WHAT TO WORK ON: Show all lines of the listing that hold the word "Anderssen".

——————

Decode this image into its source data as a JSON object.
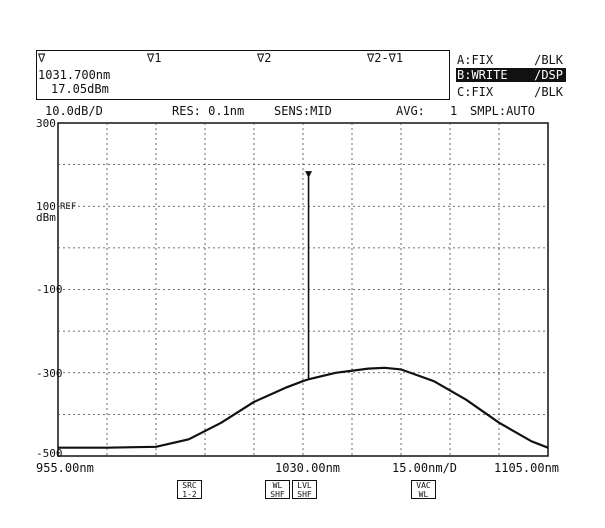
{
  "marker_box": {
    "marker_symbol": "∇",
    "v1_label": "∇1",
    "v2_label": "∇2",
    "diff_label": "∇2-∇1",
    "wavelength": "1031.700nm",
    "level": "17.05dBm"
  },
  "traces": [
    {
      "label": "A:FIX",
      "state": "/BLK",
      "selected": false
    },
    {
      "label": "B:WRITE",
      "state": "/DSP",
      "selected": true
    },
    {
      "label": "C:FIX",
      "state": "/BLK",
      "selected": false
    }
  ],
  "settings": {
    "scale": "10.0dB/D",
    "res": "RES: 0.1nm",
    "sens": "SENS:MID",
    "avg_label": "AVG:",
    "avg_value": "1",
    "smpl": "SMPL:AUTO"
  },
  "y_axis": {
    "ticks": [
      "300",
      "100",
      "-100",
      "-300",
      "-500"
    ],
    "unit": "dBm",
    "ref_label": "REF"
  },
  "x_axis": {
    "start": "955.00nm",
    "center": "1030.00nm",
    "span_per_div": "15.00nm/D",
    "stop": "1105.00nm"
  },
  "softkeys": [
    {
      "line1": "SRC",
      "line2": "1-2"
    },
    {
      "line1": "WL",
      "line2": "SHF"
    },
    {
      "line1": "LVL",
      "line2": "SHF"
    },
    {
      "line1": "VAC",
      "line2": "WL"
    }
  ],
  "chart_data": {
    "type": "line",
    "x_range_nm": [
      955,
      1105
    ],
    "y_range": [
      -500,
      300
    ],
    "grid": true,
    "series": [
      {
        "x": [
          955,
          970,
          985,
          995,
          1005,
          1015,
          1025,
          1030,
          1032,
          1040,
          1050,
          1055,
          1060,
          1070,
          1080,
          1090,
          1100,
          1105
        ],
        "y": [
          -480,
          -480,
          -478,
          -460,
          -420,
          -370,
          -335,
          -320,
          -315,
          -300,
          -290,
          -288,
          -292,
          -320,
          -365,
          -420,
          -465,
          -480
        ]
      }
    ],
    "peak": {
      "x": 1031.7,
      "y": 170
    }
  }
}
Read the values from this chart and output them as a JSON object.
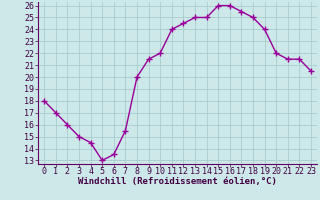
{
  "x": [
    0,
    1,
    2,
    3,
    4,
    5,
    6,
    7,
    8,
    9,
    10,
    11,
    12,
    13,
    14,
    15,
    16,
    17,
    18,
    19,
    20,
    21,
    22,
    23
  ],
  "y": [
    18.0,
    17.0,
    16.0,
    15.0,
    14.5,
    13.0,
    13.5,
    15.5,
    20.0,
    21.5,
    22.0,
    24.0,
    24.5,
    25.0,
    25.0,
    26.0,
    26.0,
    25.5,
    25.0,
    24.0,
    22.0,
    21.5,
    21.5,
    20.5
  ],
  "line_color": "#990099",
  "marker": "+",
  "marker_size": 4,
  "xlabel": "Windchill (Refroidissement éolien,°C)",
  "xlabel_fontsize": 6.5,
  "ylim": [
    13,
    26
  ],
  "xlim": [
    -0.5,
    23.5
  ],
  "yticks": [
    13,
    14,
    15,
    16,
    17,
    18,
    19,
    20,
    21,
    22,
    23,
    24,
    25,
    26
  ],
  "xticks": [
    0,
    1,
    2,
    3,
    4,
    5,
    6,
    7,
    8,
    9,
    10,
    11,
    12,
    13,
    14,
    15,
    16,
    17,
    18,
    19,
    20,
    21,
    22,
    23
  ],
  "bg_color": "#cce8e8",
  "grid_color": "#aacccc",
  "spine_color": "#660066",
  "tick_fontsize": 6,
  "line_width": 1.0,
  "marker_edge_width": 1.0
}
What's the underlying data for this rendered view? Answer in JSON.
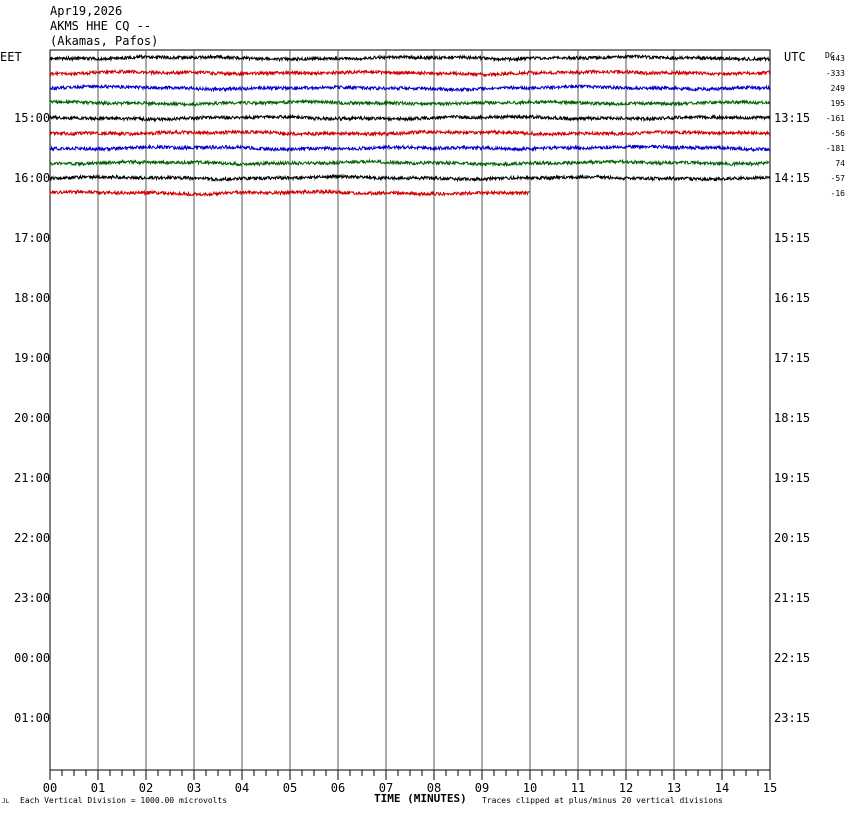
{
  "header": {
    "date": "Apr19,2026",
    "station": "AKMS HHE CQ --",
    "location": "(Akamas, Pafos)"
  },
  "footer": {
    "scale_note": "Each Vertical Division = 1000.00 microvolts",
    "xlabel": "TIME (MINUTES)",
    "clip_note": "Traces clipped at plus/minus 20 vertical divisions",
    "corner_mark": "JL"
  },
  "chart_data": {
    "type": "line",
    "title": "",
    "left_axis_label": "EET",
    "right_axis_label": "UTC",
    "dc_label": "DC",
    "xlabel": "TIME (MINUTES)",
    "x_ticks": [
      "00",
      "01",
      "02",
      "03",
      "04",
      "05",
      "06",
      "07",
      "08",
      "09",
      "10",
      "11",
      "12",
      "13",
      "14",
      "15"
    ],
    "xlim": [
      0,
      15
    ],
    "left_hour_labels": [
      "15:00",
      "16:00",
      "17:00",
      "18:00",
      "19:00",
      "20:00",
      "21:00",
      "22:00",
      "23:00",
      "00:00",
      "01:00"
    ],
    "right_hour_labels": [
      "13:15",
      "14:15",
      "15:15",
      "16:15",
      "17:15",
      "18:15",
      "19:15",
      "20:15",
      "21:15",
      "22:15",
      "23:15"
    ],
    "traces": [
      {
        "row": 0,
        "color": "#000000",
        "dc": "443",
        "end_minute": 15
      },
      {
        "row": 1,
        "color": "#d00000",
        "dc": "-333",
        "end_minute": 15
      },
      {
        "row": 2,
        "color": "#0000c8",
        "dc": "249",
        "end_minute": 15
      },
      {
        "row": 3,
        "color": "#006400",
        "dc": "195",
        "end_minute": 15
      },
      {
        "row": 4,
        "color": "#000000",
        "dc": "-161",
        "end_minute": 15
      },
      {
        "row": 5,
        "color": "#d00000",
        "dc": "-56",
        "end_minute": 15
      },
      {
        "row": 6,
        "color": "#0000c8",
        "dc": "-181",
        "end_minute": 15
      },
      {
        "row": 7,
        "color": "#006400",
        "dc": "74",
        "end_minute": 15
      },
      {
        "row": 8,
        "color": "#000000",
        "dc": "-57",
        "end_minute": 15
      },
      {
        "row": 9,
        "color": "#d00000",
        "dc": "-16",
        "end_minute": 10
      }
    ]
  }
}
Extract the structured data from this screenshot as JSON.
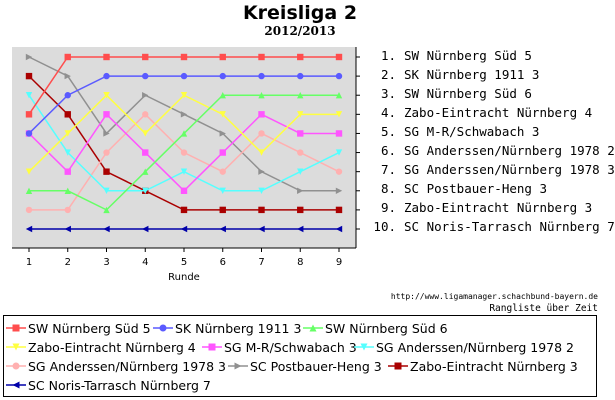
{
  "chart_data": {
    "type": "line",
    "title": "Kreisliga 2",
    "subtitle": "2012/2013",
    "xlabel": "Runde",
    "ylabel": "",
    "x": [
      1,
      2,
      3,
      4,
      5,
      6,
      7,
      8,
      9
    ],
    "ylim": [
      1,
      10
    ],
    "y_inverted": true,
    "grid": false,
    "background": "#dcdcdc",
    "series": [
      {
        "name": "SW Nürnberg Süd 5",
        "color": "#ff4d4d",
        "marker": "square",
        "values": [
          4,
          1,
          1,
          1,
          1,
          1,
          1,
          1,
          1
        ]
      },
      {
        "name": "SK Nürnberg 1911 3",
        "color": "#5a5aff",
        "marker": "circle",
        "values": [
          5,
          3,
          2,
          2,
          2,
          2,
          2,
          2,
          2
        ]
      },
      {
        "name": "SW Nürnberg Süd 6",
        "color": "#66ff66",
        "marker": "triangle-up",
        "values": [
          8,
          8,
          9,
          7,
          5,
          3,
          3,
          3,
          3
        ]
      },
      {
        "name": "Zabo-Eintracht Nürnberg 4",
        "color": "#ffff40",
        "marker": "triangle-down",
        "values": [
          7,
          5,
          3,
          5,
          3,
          4,
          6,
          4,
          4
        ]
      },
      {
        "name": "SG M-R/Schwabach 3",
        "color": "#ff55ff",
        "marker": "square",
        "values": [
          5,
          7,
          4,
          6,
          8,
          6,
          4,
          5,
          5
        ]
      },
      {
        "name": "SG Anderssen/Nürnberg 1978 2",
        "color": "#55ffff",
        "marker": "triangle-down",
        "values": [
          3,
          6,
          8,
          8,
          7,
          8,
          8,
          7,
          6
        ]
      },
      {
        "name": "SG Anderssen/Nürnberg 1978 3",
        "color": "#ffb0b0",
        "marker": "circle",
        "values": [
          9,
          9,
          6,
          4,
          6,
          7,
          5,
          6,
          7
        ]
      },
      {
        "name": "SC Postbauer-Heng 3",
        "color": "#909090",
        "marker": "triangle-right",
        "values": [
          1,
          2,
          5,
          3,
          4,
          5,
          7,
          8,
          8
        ]
      },
      {
        "name": "Zabo-Eintracht Nürnberg 3",
        "color": "#aa0000",
        "marker": "square",
        "values": [
          2,
          4,
          7,
          8,
          9,
          9,
          9,
          9,
          9
        ]
      },
      {
        "name": "SC Noris-Tarrasch Nürnberg 7",
        "color": "#0000aa",
        "marker": "triangle-left",
        "values": [
          10,
          10,
          10,
          10,
          10,
          10,
          10,
          10,
          10
        ]
      }
    ]
  },
  "final_ranking": [
    {
      "rank": "1.",
      "name": "SW Nürnberg Süd 5"
    },
    {
      "rank": "2.",
      "name": "SK Nürnberg 1911 3"
    },
    {
      "rank": "3.",
      "name": "SW Nürnberg Süd 6"
    },
    {
      "rank": "4.",
      "name": "Zabo-Eintracht Nürnberg 4"
    },
    {
      "rank": "5.",
      "name": "SG M-R/Schwabach 3"
    },
    {
      "rank": "6.",
      "name": "SG Anderssen/Nürnberg 1978 2"
    },
    {
      "rank": "7.",
      "name": "SG Anderssen/Nürnberg 1978 3"
    },
    {
      "rank": "8.",
      "name": "SC Postbauer-Heng 3"
    },
    {
      "rank": "9.",
      "name": "Zabo-Eintracht Nürnberg 3"
    },
    {
      "rank": "10.",
      "name": "SC Noris-Tarrasch Nürnberg 7"
    }
  ],
  "source_url": "http://www.ligamanager.schachbund-bayern.de",
  "ranking_note": "Rangliste über Zeit"
}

——————

TASK SOLUTION:
        "name": "SG Anderssen/Nürnberg 1978 2",
        "name": "SG Anderssen/Nürnberg 1978 3",
      "name": "SG Anderssen/Nürnberg 1978 2"
      "name": "SG Anderssen/Nürnberg 1978 3"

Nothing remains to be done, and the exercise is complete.